REQUIREMENTS
Render the following material again verbatim, leaving nothing out.

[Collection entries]
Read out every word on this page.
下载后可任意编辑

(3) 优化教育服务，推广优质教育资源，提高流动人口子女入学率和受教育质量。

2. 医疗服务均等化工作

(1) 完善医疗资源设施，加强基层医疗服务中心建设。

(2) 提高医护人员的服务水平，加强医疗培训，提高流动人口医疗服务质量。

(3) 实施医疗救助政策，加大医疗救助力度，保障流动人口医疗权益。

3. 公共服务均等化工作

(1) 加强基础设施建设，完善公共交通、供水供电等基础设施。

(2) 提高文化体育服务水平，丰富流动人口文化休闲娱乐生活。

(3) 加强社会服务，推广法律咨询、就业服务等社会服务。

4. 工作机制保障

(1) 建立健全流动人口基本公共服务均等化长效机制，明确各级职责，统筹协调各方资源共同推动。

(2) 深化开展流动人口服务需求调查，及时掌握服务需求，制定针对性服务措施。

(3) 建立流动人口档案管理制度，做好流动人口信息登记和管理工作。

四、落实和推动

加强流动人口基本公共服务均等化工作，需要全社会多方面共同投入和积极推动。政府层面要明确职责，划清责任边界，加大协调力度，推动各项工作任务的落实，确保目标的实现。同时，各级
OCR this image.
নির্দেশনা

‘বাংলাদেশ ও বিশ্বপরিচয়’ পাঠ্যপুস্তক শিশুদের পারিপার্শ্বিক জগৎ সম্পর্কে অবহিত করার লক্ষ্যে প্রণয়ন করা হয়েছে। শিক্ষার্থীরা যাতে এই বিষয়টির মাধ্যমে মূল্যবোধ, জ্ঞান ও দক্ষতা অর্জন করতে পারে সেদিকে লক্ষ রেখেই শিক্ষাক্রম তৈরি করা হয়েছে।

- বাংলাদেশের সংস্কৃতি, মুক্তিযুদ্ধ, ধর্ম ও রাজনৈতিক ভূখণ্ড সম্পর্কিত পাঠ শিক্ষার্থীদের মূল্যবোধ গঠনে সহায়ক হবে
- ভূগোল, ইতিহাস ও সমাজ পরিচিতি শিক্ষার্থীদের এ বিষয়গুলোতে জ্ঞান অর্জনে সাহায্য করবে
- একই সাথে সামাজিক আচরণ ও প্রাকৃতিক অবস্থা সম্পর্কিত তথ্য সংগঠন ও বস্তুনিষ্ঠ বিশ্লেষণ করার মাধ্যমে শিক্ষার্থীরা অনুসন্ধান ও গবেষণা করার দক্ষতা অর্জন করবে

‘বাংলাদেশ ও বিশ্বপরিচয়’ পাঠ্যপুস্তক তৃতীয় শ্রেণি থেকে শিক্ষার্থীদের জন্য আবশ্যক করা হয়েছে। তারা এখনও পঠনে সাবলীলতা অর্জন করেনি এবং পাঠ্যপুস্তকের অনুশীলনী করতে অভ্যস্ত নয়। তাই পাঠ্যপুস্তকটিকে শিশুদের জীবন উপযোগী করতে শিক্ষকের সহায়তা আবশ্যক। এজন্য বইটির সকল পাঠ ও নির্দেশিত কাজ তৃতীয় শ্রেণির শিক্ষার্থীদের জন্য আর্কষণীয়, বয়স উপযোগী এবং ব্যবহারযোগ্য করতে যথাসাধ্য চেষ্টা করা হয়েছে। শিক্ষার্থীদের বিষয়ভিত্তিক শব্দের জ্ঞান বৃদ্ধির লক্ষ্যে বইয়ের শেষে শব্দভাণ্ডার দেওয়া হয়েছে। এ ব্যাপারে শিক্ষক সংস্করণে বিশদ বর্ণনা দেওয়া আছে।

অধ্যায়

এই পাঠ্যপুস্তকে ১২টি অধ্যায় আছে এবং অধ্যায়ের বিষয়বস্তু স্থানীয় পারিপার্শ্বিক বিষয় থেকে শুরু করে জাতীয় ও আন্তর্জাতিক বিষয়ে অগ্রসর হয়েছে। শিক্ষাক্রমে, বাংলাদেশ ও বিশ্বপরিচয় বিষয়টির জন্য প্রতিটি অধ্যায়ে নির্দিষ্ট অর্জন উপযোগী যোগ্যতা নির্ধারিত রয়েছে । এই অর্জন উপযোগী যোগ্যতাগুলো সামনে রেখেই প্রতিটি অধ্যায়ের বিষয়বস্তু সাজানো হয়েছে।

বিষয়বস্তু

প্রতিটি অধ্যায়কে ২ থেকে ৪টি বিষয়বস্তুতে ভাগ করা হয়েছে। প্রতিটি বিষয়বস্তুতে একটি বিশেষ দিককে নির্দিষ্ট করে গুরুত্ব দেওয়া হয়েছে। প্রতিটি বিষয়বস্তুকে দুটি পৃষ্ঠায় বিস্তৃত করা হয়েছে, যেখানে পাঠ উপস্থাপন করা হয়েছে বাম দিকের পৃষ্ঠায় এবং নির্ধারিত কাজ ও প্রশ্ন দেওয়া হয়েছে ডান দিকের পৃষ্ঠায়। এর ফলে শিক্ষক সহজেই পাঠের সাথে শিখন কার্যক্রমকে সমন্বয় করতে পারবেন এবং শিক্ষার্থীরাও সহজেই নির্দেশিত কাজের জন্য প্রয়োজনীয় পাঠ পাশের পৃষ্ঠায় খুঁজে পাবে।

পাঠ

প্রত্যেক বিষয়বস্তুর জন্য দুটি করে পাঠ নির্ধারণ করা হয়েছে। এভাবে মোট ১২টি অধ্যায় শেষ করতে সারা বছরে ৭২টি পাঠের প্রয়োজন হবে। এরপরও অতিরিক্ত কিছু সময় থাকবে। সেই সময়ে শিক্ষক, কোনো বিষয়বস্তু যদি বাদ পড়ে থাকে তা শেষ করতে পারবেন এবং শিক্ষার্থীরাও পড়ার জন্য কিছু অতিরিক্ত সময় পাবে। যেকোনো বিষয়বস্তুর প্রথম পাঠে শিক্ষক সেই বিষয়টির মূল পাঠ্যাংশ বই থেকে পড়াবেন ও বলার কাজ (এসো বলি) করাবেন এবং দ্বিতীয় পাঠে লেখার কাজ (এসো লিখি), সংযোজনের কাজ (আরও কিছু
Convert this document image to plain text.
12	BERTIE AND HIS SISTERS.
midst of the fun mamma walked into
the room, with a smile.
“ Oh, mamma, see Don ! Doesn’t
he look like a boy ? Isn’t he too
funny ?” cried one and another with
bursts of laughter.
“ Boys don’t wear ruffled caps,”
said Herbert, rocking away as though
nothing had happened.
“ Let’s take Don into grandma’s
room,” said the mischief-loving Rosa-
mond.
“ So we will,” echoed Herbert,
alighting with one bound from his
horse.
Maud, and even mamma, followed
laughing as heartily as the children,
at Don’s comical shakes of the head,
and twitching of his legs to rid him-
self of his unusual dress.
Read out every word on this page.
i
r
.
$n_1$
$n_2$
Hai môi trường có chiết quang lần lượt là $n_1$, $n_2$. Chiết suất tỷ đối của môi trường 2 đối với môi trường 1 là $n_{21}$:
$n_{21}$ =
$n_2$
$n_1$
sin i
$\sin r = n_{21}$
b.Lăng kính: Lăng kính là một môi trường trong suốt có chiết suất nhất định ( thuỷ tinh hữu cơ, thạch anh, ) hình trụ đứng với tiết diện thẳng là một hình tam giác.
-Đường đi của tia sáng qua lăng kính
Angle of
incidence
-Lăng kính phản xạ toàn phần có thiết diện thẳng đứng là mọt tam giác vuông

ANSWER TO THIS TASK
Read out every word on this page.
下载后可任意编辑

(3) 优化教育服务，推广优质教育资源，提高流动人口子女入学率和受教育质量。

2. 医疗服务均等化工作

(1) 完善医疗资源设施，加强基层医疗服务中心建设。

(2) 提高医护人员的服务水平，加强医疗培训，提高流动人口医疗服务质量。

(3) 实施医疗救助政策，加大医疗救助力度，保障流动人口医疗权益。

3. 公共服务均等化工作

(1) 加强基础设施建设，完善公共交通、供水供电等基础设施。

(2) 提高文化体育服务水平，丰富流动人口文化休闲娱乐生活。

(3) 加强社会服务，推广法律咨询、就业服务等社会服务。

4. 工作机制保障

(1) 建立健全流动人口基本公共服务均等化长效机制，明确各级职责，统筹协调各方资源共同推动。

(2) 深化开展流动人口服务需求调查，及时掌握服务需求，制定针对性服务措施。

(3) 建立流动人口档案管理制度，做好流动人口信息登记和管理工作。

四、落实和推动

加强流动人口基本公共服务均等化工作，需要全社会多方面共同投入和积极推动。政府层面要明确职责，划清责任边界，加大协调力度，推动各项工作任务的落实，确保目标的实现。同时，各级
OCR this image.
নির্দেশনা

‘বাংলাদেশ ও বিশ্বপরিচয়’ পাঠ্যপুস্তক শিশুদের পারিপার্শ্বিক জগৎ সম্পর্কে অবহিত করার লক্ষ্যে প্রণয়ন করা হয়েছে। শিক্ষার্থীরা যাতে এই বিষয়টির মাধ্যমে মূল্যবোধ, জ্ঞান ও দক্ষতা অর্জন করতে পারে সেদিকে লক্ষ রেখেই শিক্ষাক্রম তৈরি করা হয়েছে।

- বাংলাদেশের সংস্কৃতি, মুক্তিযুদ্ধ, ধর্ম ও রাজনৈতিক ভূখণ্ড সম্পর্কিত পাঠ শিক্ষার্থীদের মূল্যবোধ গঠনে সহায়ক হবে
- ভূগোল, ইতিহাস ও সমাজ পরিচিতি শিক্ষার্থীদের এ বিষয়গুলোতে জ্ঞান অর্জনে সাহায্য করবে
- একই সাথে সামাজিক আচরণ ও প্রাকৃতিক অবস্থা সম্পর্কিত তথ্য সংগঠন ও বস্তুনিষ্ঠ বিশ্লেষণ করার মাধ্যমে শিক্ষার্থীরা অনুসন্ধান ও গবেষণা করার দক্ষতা অর্জন করবে

‘বাংলাদেশ ও বিশ্বপরিচয়’ পাঠ্যপুস্তক তৃতীয় শ্রেণি থেকে শিক্ষার্থীদের জন্য আবশ্যক করা হয়েছে। তারা এখনও পঠনে সাবলীলতা অর্জন করেনি এবং পাঠ্যপুস্তকের অনুশীলনী করতে অভ্যস্ত নয়। তাই পাঠ্যপুস্তকটিকে শিশুদের জীবন উপযোগী করতে শিক্ষকের সহায়তা আবশ্যক। এজন্য বইটির সকল পাঠ ও নির্দেশিত কাজ তৃতীয় শ্রেণির শিক্ষার্থীদের জন্য আর্কষণীয়, বয়স উপযোগী এবং ব্যবহারযোগ্য করতে যথাসাধ্য চেষ্টা করা হয়েছে। শিক্ষার্থীদের বিষয়ভিত্তিক শব্দের জ্ঞান বৃদ্ধির লক্ষ্যে বইয়ের শেষে শব্দভাণ্ডার দেওয়া হয়েছে। এ ব্যাপারে শিক্ষক সংস্করণে বিশদ বর্ণনা দেওয়া আছে।

অধ্যায়

এই পাঠ্যপুস্তকে ১২টি অধ্যায় আছে এবং অধ্যায়ের বিষয়বস্তু স্থানীয় পারিপার্শ্বিক বিষয় থেকে শুরু করে জাতীয় ও আন্তর্জাতিক বিষয়ে অগ্রসর হয়েছে। শিক্ষাক্রমে, বাংলাদেশ ও বিশ্বপরিচয় বিষয়টির জন্য প্রতিটি অধ্যায়ে নির্দিষ্ট অর্জন উপযোগী যোগ্যতা নির্ধারিত রয়েছে । এই অর্জন উপযোগী যোগ্যতাগুলো সামনে রেখেই প্রতিটি অধ্যায়ের বিষয়বস্তু সাজানো হয়েছে।

বিষয়বস্তু

প্রতিটি অধ্যায়কে ২ থেকে ৪টি বিষয়বস্তুতে ভাগ করা হয়েছে। প্রতিটি বিষয়বস্তুতে একটি বিশেষ দিককে নির্দিষ্ট করে গুরুত্ব দেওয়া হয়েছে। প্রতিটি বিষয়বস্তুকে দুটি পৃষ্ঠায় বিস্তৃত করা হয়েছে, যেখানে পাঠ উপস্থাপন করা হয়েছে বাম দিকের পৃষ্ঠায় এবং নির্ধারিত কাজ ও প্রশ্ন দেওয়া হয়েছে ডান দিকের পৃষ্ঠায়। এর ফলে শিক্ষক সহজেই পাঠের সাথে শিখন কার্যক্রমকে সমন্বয় করতে পারবেন এবং শিক্ষার্থীরাও সহজেই নির্দেশিত কাজের জন্য প্রয়োজনীয় পাঠ পাশের পৃষ্ঠায় খুঁজে পাবে।

পাঠ

প্রত্যেক বিষয়বস্তুর জন্য দুটি করে পাঠ নির্ধারণ করা হয়েছে। এভাবে মোট ১২টি অধ্যায় শেষ করতে সারা বছরে ৭২টি পাঠের প্রয়োজন হবে। এরপরও অতিরিক্ত কিছু সময় থাকবে। সেই সময়ে শিক্ষক, কোনো বিষয়বস্তু যদি বাদ পড়ে থাকে তা শেষ করতে পারবেন এবং শিক্ষার্থীরাও পড়ার জন্য কিছু অতিরিক্ত সময় পাবে। যেকোনো বিষয়বস্তুর প্রথম পাঠে শিক্ষক সেই বিষয়টির মূল পাঠ্যাংশ বই থেকে পড়াবেন ও বলার কাজ (এসো বলি) করাবেন এবং দ্বিতীয় পাঠে লেখার কাজ (এসো লিখি), সংযোজনের কাজ (আরও কিছু
Convert this document image to plain text.
12	BERTIE AND HIS SISTERS.
midst of the fun mamma walked into
the room, with a smile.
“ Oh, mamma, see Don ! Doesn’t
he look like a boy ? Isn’t he too
funny ?” cried one and another with
bursts of laughter.
“ Boys don’t wear ruffled caps,”
said Herbert, rocking away as though
nothing had happened.
“ Let’s take Don into grandma’s
room,” said the mischief-loving Rosa-
mond.
“ So we will,” echoed Herbert,
alighting with one bound from his
horse.
Maud, and even mamma, followed
laughing as heartily as the children,
at Don’s comical shakes of the head,
and twitching of his legs to rid him-
self of his unusual dress.
Read out every word on this page.
i
r
.
$n_1$
$n_2$
Hai môi trường có chiết quang lần lượt là $n_1$, $n_2$. Chiết suất tỷ đối của môi trường 2 đối với môi trường 1 là $n_{21}$:
$n_{21}$ =
$n_2$
$n_1$
sin i
$\sin r = n_{21}$
b.Lăng kính: Lăng kính là một môi trường trong suốt có chiết suất nhất định ( thuỷ tinh hữu cơ, thạch anh, ) hình trụ đứng với tiết diện thẳng là một hình tam giác.
-Đường đi của tia sáng qua lăng kính
Angle of
incidence
-Lăng kính phản xạ toàn phần có thiết diện thẳng đứng là mọt tam giác vuông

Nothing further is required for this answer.